Images are not part of the copy; write out the rest of the data exactly as given.

(Data entries for graphics)
────

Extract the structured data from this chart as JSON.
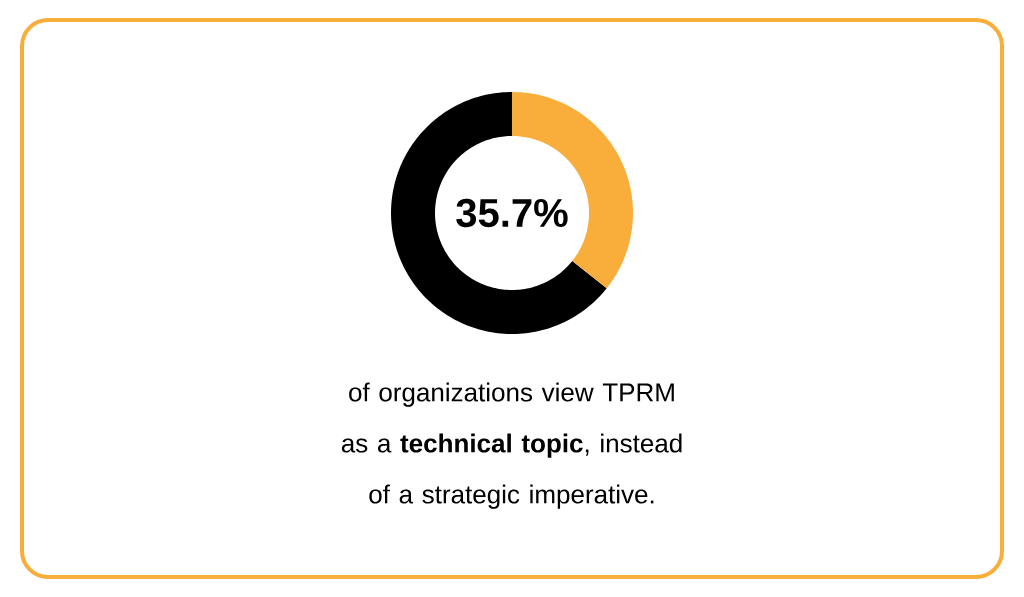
{
  "chart_data": {
    "type": "donut",
    "categories": [
      null,
      null
    ],
    "values": [
      35.7,
      64.3
    ],
    "colors": [
      "#f9ae3b",
      "#000000"
    ],
    "annotations": [
      "35.7%",
      "of organizations view TPRM as a **technical topic**, instead of a strategic imperative."
    ]
  }
}
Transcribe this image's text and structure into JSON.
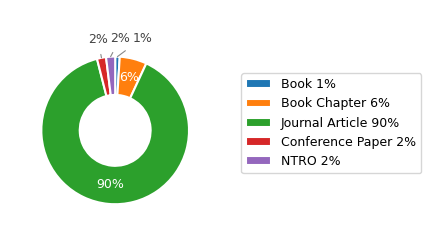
{
  "chart_data": {
    "type": "pie",
    "categories": [
      "Book 1%",
      "Book Chapter 6%",
      "Journal Article 90%",
      "Conference Paper 2%",
      "NTRO 2%"
    ],
    "values": [
      1,
      6,
      90,
      2,
      2
    ],
    "value_labels": [
      "1%",
      "6%",
      "90%",
      "2%",
      "2%"
    ],
    "data_labels": true,
    "legend": "center left"
  }
}
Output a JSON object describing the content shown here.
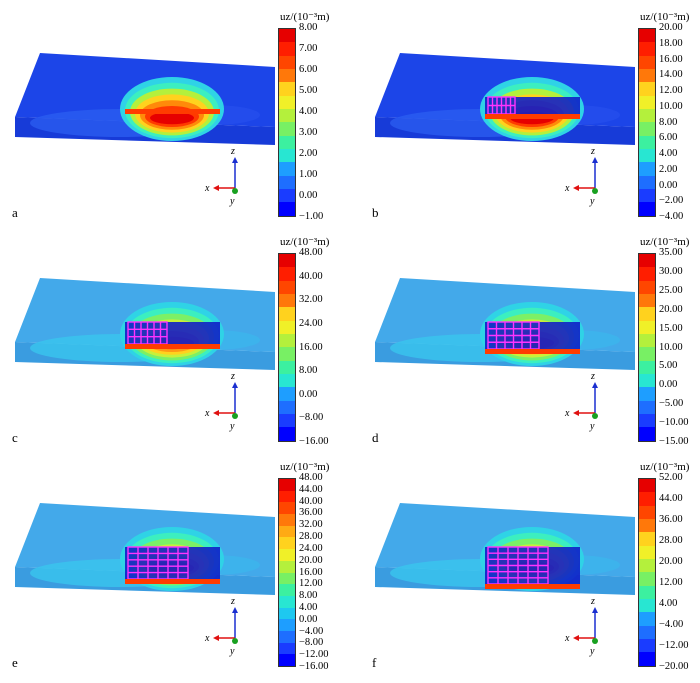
{
  "panels": [
    {
      "label": "a",
      "legend_title": "uz/(10⁻³m)",
      "ticks": [
        "8.00",
        "7.00",
        "6.00",
        "5.00",
        "4.00",
        "3.00",
        "2.00",
        "1.00",
        "0.00",
        "−1.00"
      ],
      "bands": 14,
      "stage": 0
    },
    {
      "label": "b",
      "legend_title": "uz/(10⁻³m)",
      "ticks": [
        "20.00",
        "18.00",
        "16.00",
        "14.00",
        "12.00",
        "10.00",
        "8.00",
        "6.00",
        "4.00",
        "2.00",
        "0.00",
        "−2.00",
        "−4.00"
      ],
      "bands": 14,
      "stage": 1
    },
    {
      "label": "c",
      "legend_title": "uz/(10⁻³m)",
      "ticks": [
        "48.00",
        "40.00",
        "32.00",
        "24.00",
        "16.00",
        "8.00",
        "0.00",
        "−8.00",
        "−16.00"
      ],
      "bands": 14,
      "stage": 2
    },
    {
      "label": "d",
      "legend_title": "uz/(10⁻³m)",
      "ticks": [
        "35.00",
        "30.00",
        "25.00",
        "20.00",
        "15.00",
        "10.00",
        "5.00",
        "0.00",
        "−5.00",
        "−10.00",
        "−15.00"
      ],
      "bands": 14,
      "stage": 3
    },
    {
      "label": "e",
      "legend_title": "uz/(10⁻³m)",
      "ticks": [
        "48.00",
        "44.00",
        "40.00",
        "36.00",
        "32.00",
        "28.00",
        "24.00",
        "20.00",
        "16.00",
        "12.00",
        "8.00",
        "4.00",
        "0.00",
        "−4.00",
        "−8.00",
        "−12.00",
        "−16.00"
      ],
      "bands": 16,
      "stage": 4
    },
    {
      "label": "f",
      "legend_title": "uz/(10⁻³m)",
      "ticks": [
        "52.00",
        "44.00",
        "36.00",
        "28.00",
        "20.00",
        "12.00",
        "4.00",
        "−4.00",
        "−12.00",
        "−20.00"
      ],
      "bands": 14,
      "stage": 5
    }
  ],
  "axes": {
    "x": "x",
    "y": "y",
    "z": "z"
  },
  "colors": {
    "top_deep": "#1c41e6",
    "top_light": "#3fa7e8",
    "grid": "#ff33ff",
    "ramp": [
      "#0000ff",
      "#1a3cff",
      "#1e6eff",
      "#1e9eff",
      "#1ec8f0",
      "#28e6d2",
      "#3cf0a0",
      "#78f064",
      "#b4f03c",
      "#f0f028",
      "#ffd21e",
      "#ffaa14",
      "#ff780a",
      "#ff4600",
      "#ff1e00",
      "#e60000"
    ]
  }
}
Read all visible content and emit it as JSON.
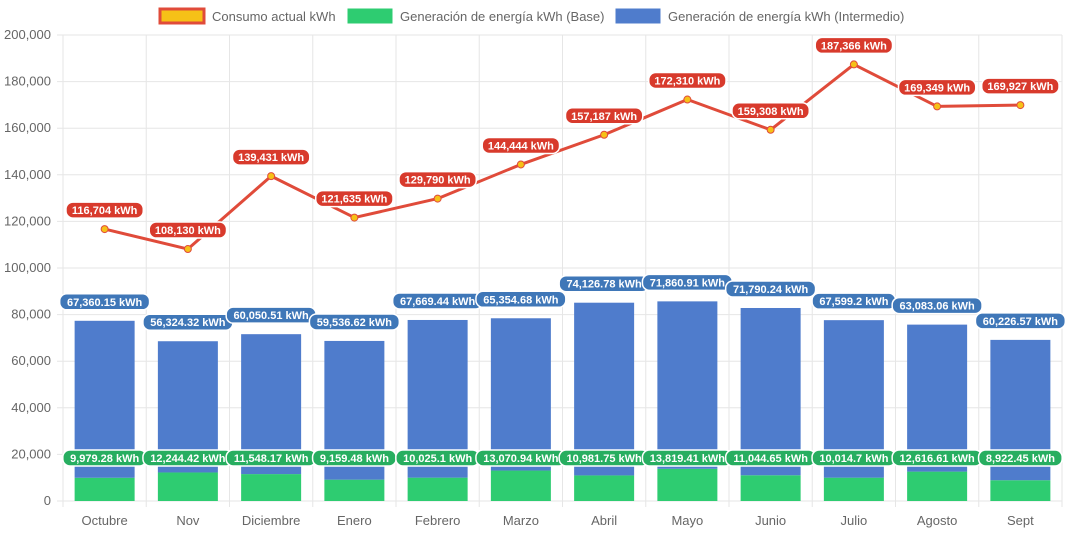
{
  "colors": {
    "consumo_fill": "#f6c117",
    "consumo_line": "#e04b3a",
    "base": "#2ecc71",
    "intermedio": "#4f7ccc",
    "label_intermedio_bg": "#3f77b8",
    "label_base_bg": "#27ae60",
    "label_consumo_bg": "#d83a2c",
    "grid": "#e6e6e6"
  },
  "chart_data": {
    "type": "bar",
    "stacked": true,
    "categories": [
      "Octubre",
      "Nov",
      "Diciembre",
      "Enero",
      "Febrero",
      "Marzo",
      "Abril",
      "Mayo",
      "Junio",
      "Julio",
      "Agosto",
      "Sept"
    ],
    "ylim": [
      0,
      200000
    ],
    "yticks": [
      "0",
      "20,000",
      "40,000",
      "60,000",
      "80,000",
      "100,000",
      "120,000",
      "140,000",
      "160,000",
      "180,000",
      "200,000"
    ],
    "grid": true,
    "legend_position": "top",
    "series": [
      {
        "name": "Consumo actual kWh",
        "type": "line",
        "values": [
          116704,
          108130,
          139431,
          121635,
          129790,
          144444,
          157187,
          172310,
          159308,
          187366,
          169349,
          169927
        ],
        "labels": [
          "116,704 kWh",
          "108,130 kWh",
          "139,431 kWh",
          "121,635 kWh",
          "129,790 kWh",
          "144,444 kWh",
          "157,187 kWh",
          "172,310 kWh",
          "159,308 kWh",
          "187,366 kWh",
          "169,349 kWh",
          "169,927 kWh"
        ]
      },
      {
        "name": "Generación de energía kWh (Base)",
        "type": "bar",
        "values": [
          9979.28,
          12244.42,
          11548.17,
          9159.48,
          10025.1,
          13070.94,
          10981.75,
          13819.41,
          11044.65,
          10014.7,
          12616.61,
          8922.45
        ],
        "labels": [
          "9,979.28 kWh",
          "12,244.42 kWh",
          "11,548.17 kWh",
          "9,159.48 kWh",
          "10,025.1 kWh",
          "13,070.94 kWh",
          "10,981.75 kWh",
          "13,819.41 kWh",
          "11,044.65 kWh",
          "10,014.7 kWh",
          "12,616.61 kWh",
          "8,922.45 kWh"
        ]
      },
      {
        "name": "Generación de energía kWh (Intermedio)",
        "type": "bar",
        "values": [
          67360.15,
          56324.32,
          60050.51,
          59536.62,
          67669.44,
          65354.68,
          74126.78,
          71860.91,
          71790.24,
          67599.2,
          63083.06,
          60226.57
        ],
        "labels": [
          "67,360.15 kWh",
          "56,324.32 kWh",
          "60,050.51 kWh",
          "59,536.62 kWh",
          "67,669.44 kWh",
          "65,354.68 kWh",
          "74,126.78 kWh",
          "71,860.91 kWh",
          "71,790.24 kWh",
          "67,599.2 kWh",
          "63,083.06 kWh",
          "60,226.57 kWh"
        ]
      }
    ]
  }
}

────

FINISHED TASK:
Extract the structured data from this chart as JSON.
{
  "chart_data": {
    "type": "donut",
    "categories": [
      null,
      null
    ],
    "values": [
      35.7,
      64.3
    ],
    "colors": [
      "#f9ae3b",
      "#000000"
    ],
    "annotations": [
      "35.7%",
      "of organizations view TPRM as a **technical topic**, instead of a strategic imperative."
    ]
  }
}
Transcribe this image's text and structure into JSON.
{
  "chart_data": {
    "type": "pie",
    "categories": [
      "Book 1%",
      "Book Chapter 6%",
      "Journal Article 90%",
      "Conference Paper 2%",
      "NTRO 2%"
    ],
    "values": [
      1,
      6,
      90,
      2,
      2
    ],
    "value_labels": [
      "1%",
      "6%",
      "90%",
      "2%",
      "2%"
    ],
    "data_labels": true,
    "legend": "center left"
  }
}
Output a JSON object describing the content shown here.
{
  "panels": [
    {
      "label": "a",
      "legend_title": "uz/(10⁻³m)",
      "ticks": [
        "8.00",
        "7.00",
        "6.00",
        "5.00",
        "4.00",
        "3.00",
        "2.00",
        "1.00",
        "0.00",
        "−1.00"
      ],
      "bands": 14,
      "stage": 0
    },
    {
      "label": "b",
      "legend_title": "uz/(10⁻³m)",
      "ticks": [
        "20.00",
        "18.00",
        "16.00",
        "14.00",
        "12.00",
        "10.00",
        "8.00",
        "6.00",
        "4.00",
        "2.00",
        "0.00",
        "−2.00",
        "−4.00"
      ],
      "bands": 14,
      "stage": 1
    },
    {
      "label": "c",
      "legend_title": "uz/(10⁻³m)",
      "ticks": [
        "48.00",
        "40.00",
        "32.00",
        "24.00",
        "16.00",
        "8.00",
        "0.00",
        "−8.00",
        "−16.00"
      ],
      "bands": 14,
      "stage": 2
    },
    {
      "label": "d",
      "legend_title": "uz/(10⁻³m)",
      "ticks": [
        "35.00",
        "30.00",
        "25.00",
        "20.00",
        "15.00",
        "10.00",
        "5.00",
        "0.00",
        "−5.00",
        "−10.00",
        "−15.00"
      ],
      "bands": 14,
      "stage": 3
    },
    {
      "label": "e",
      "legend_title": "uz/(10⁻³m)",
      "ticks": [
        "48.00",
        "44.00",
        "40.00",
        "36.00",
        "32.00",
        "28.00",
        "24.00",
        "20.00",
        "16.00",
        "12.00",
        "8.00",
        "4.00",
        "0.00",
        "−4.00",
        "−8.00",
        "−12.00",
        "−16.00"
      ],
      "bands": 16,
      "stage": 4
    },
    {
      "label": "f",
      "legend_title": "uz/(10⁻³m)",
      "ticks": [
        "52.00",
        "44.00",
        "36.00",
        "28.00",
        "20.00",
        "12.00",
        "4.00",
        "−4.00",
        "−12.00",
        "−20.00"
      ],
      "bands": 14,
      "stage": 5
    }
  ],
  "axes": {
    "x": "x",
    "y": "y",
    "z": "z"
  },
  "colors": {
    "top_deep": "#1c41e6",
    "top_light": "#3fa7e8",
    "grid": "#ff33ff",
    "ramp": [
      "#0000ff",
      "#1a3cff",
      "#1e6eff",
      "#1e9eff",
      "#1ec8f0",
      "#28e6d2",
      "#3cf0a0",
      "#78f064",
      "#b4f03c",
      "#f0f028",
      "#ffd21e",
      "#ffaa14",
      "#ff780a",
      "#ff4600",
      "#ff1e00",
      "#e60000"
    ]
  }
}
Read all visible content and emit it as JSON.
{
  "colors": {
    "consumo_fill": "#f6c117",
    "consumo_line": "#e04b3a",
    "base": "#2ecc71",
    "intermedio": "#4f7ccc",
    "label_intermedio_bg": "#3f77b8",
    "label_base_bg": "#27ae60",
    "label_consumo_bg": "#d83a2c",
    "grid": "#e6e6e6"
  },
  "chart_data": {
    "type": "bar",
    "stacked": true,
    "categories": [
      "Octubre",
      "Nov",
      "Diciembre",
      "Enero",
      "Febrero",
      "Marzo",
      "Abril",
      "Mayo",
      "Junio",
      "Julio",
      "Agosto",
      "Sept"
    ],
    "ylim": [
      0,
      200000
    ],
    "yticks": [
      "0",
      "20,000",
      "40,000",
      "60,000",
      "80,000",
      "100,000",
      "120,000",
      "140,000",
      "160,000",
      "180,000",
      "200,000"
    ],
    "grid": true,
    "legend_position": "top",
    "series": [
      {
        "name": "Consumo actual kWh",
        "type": "line",
        "values": [
          116704,
          108130,
          139431,
          121635,
          129790,
          144444,
          157187,
          172310,
          159308,
          187366,
          169349,
          169927
        ],
        "labels": [
          "116,704 kWh",
          "108,130 kWh",
          "139,431 kWh",
          "121,635 kWh",
          "129,790 kWh",
          "144,444 kWh",
          "157,187 kWh",
          "172,310 kWh",
          "159,308 kWh",
          "187,366 kWh",
          "169,349 kWh",
          "169,927 kWh"
        ]
      },
      {
        "name": "Generación de energía kWh (Base)",
        "type": "bar",
        "values": [
          9979.28,
          12244.42,
          11548.17,
          9159.48,
          10025.1,
          13070.94,
          10981.75,
          13819.41,
          11044.65,
          10014.7,
          12616.61,
          8922.45
        ],
        "labels": [
          "9,979.28 kWh",
          "12,244.42 kWh",
          "11,548.17 kWh",
          "9,159.48 kWh",
          "10,025.1 kWh",
          "13,070.94 kWh",
          "10,981.75 kWh",
          "13,819.41 kWh",
          "11,044.65 kWh",
          "10,014.7 kWh",
          "12,616.61 kWh",
          "8,922.45 kWh"
        ]
      },
      {
        "name": "Generación de energía kWh (Intermedio)",
        "type": "bar",
        "values": [
          67360.15,
          56324.32,
          60050.51,
          59536.62,
          67669.44,
          65354.68,
          74126.78,
          71860.91,
          71790.24,
          67599.2,
          63083.06,
          60226.57
        ],
        "labels": [
          "67,360.15 kWh",
          "56,324.32 kWh",
          "60,050.51 kWh",
          "59,536.62 kWh",
          "67,669.44 kWh",
          "65,354.68 kWh",
          "74,126.78 kWh",
          "71,860.91 kWh",
          "71,790.24 kWh",
          "67,599.2 kWh",
          "63,083.06 kWh",
          "60,226.57 kWh"
        ]
      }
    ]
  }
}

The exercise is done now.